- _Written request_: What lines of the data include the string "MENGERJAKAN"? Copy them all.

(Entries taken from a collection)
....
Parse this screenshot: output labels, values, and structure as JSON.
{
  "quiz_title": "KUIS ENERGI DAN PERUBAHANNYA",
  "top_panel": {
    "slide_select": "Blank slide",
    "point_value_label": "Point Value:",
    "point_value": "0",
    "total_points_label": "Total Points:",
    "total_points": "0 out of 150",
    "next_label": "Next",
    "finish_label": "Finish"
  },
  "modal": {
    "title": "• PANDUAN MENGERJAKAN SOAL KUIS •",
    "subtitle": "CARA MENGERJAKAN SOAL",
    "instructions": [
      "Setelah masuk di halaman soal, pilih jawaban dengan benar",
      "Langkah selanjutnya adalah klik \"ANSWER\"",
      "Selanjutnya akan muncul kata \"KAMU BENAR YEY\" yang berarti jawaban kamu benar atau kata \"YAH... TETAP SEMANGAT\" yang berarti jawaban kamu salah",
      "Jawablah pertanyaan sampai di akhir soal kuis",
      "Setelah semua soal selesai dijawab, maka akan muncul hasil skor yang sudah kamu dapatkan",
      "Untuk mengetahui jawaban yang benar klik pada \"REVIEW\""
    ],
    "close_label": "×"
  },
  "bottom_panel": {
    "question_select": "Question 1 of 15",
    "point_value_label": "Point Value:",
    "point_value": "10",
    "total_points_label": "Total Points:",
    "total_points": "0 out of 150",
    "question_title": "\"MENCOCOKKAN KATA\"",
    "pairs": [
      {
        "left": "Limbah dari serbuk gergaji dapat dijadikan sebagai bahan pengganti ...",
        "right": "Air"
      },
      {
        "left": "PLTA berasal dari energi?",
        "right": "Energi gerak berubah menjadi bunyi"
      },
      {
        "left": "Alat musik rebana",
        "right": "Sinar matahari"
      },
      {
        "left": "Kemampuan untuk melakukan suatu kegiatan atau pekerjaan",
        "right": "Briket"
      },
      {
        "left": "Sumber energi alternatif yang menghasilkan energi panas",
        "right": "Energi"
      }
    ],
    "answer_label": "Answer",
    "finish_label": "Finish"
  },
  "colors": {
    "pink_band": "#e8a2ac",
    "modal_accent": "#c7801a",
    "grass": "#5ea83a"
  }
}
....
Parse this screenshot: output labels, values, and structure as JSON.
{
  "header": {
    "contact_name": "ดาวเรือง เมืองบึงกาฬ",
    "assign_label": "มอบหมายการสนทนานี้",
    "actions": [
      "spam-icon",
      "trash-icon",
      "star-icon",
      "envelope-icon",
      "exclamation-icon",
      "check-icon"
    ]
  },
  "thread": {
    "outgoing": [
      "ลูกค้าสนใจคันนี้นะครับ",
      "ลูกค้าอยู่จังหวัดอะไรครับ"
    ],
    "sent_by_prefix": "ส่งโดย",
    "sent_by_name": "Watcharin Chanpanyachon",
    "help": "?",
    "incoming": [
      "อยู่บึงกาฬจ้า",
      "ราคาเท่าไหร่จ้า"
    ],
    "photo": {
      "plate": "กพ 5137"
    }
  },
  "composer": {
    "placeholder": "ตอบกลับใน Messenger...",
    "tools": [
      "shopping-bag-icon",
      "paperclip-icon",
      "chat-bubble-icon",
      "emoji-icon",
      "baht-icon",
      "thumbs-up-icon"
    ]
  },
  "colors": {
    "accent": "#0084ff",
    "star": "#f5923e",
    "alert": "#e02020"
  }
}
....
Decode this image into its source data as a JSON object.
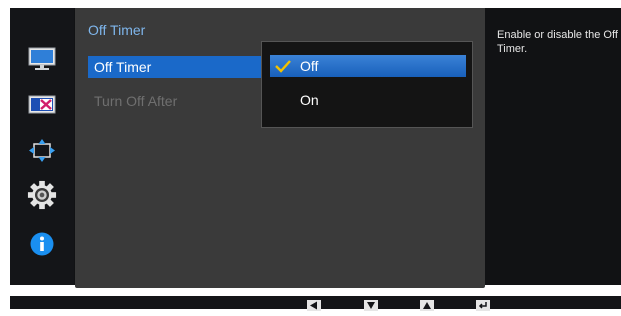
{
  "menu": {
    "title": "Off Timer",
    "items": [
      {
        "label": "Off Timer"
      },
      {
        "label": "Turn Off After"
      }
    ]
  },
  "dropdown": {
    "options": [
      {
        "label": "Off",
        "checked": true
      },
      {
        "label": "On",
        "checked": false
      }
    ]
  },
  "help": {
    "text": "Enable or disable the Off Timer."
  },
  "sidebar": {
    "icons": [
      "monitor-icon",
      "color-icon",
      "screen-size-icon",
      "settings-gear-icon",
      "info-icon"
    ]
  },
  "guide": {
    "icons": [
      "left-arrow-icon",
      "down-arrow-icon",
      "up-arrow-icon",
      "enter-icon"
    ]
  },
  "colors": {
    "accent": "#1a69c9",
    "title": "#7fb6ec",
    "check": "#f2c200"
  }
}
....
- _Answer to the exercise_:
    "title": "• PANDUAN MENGERJAKAN SOAL KUIS •",
    "subtitle": "CARA MENGERJAKAN SOAL",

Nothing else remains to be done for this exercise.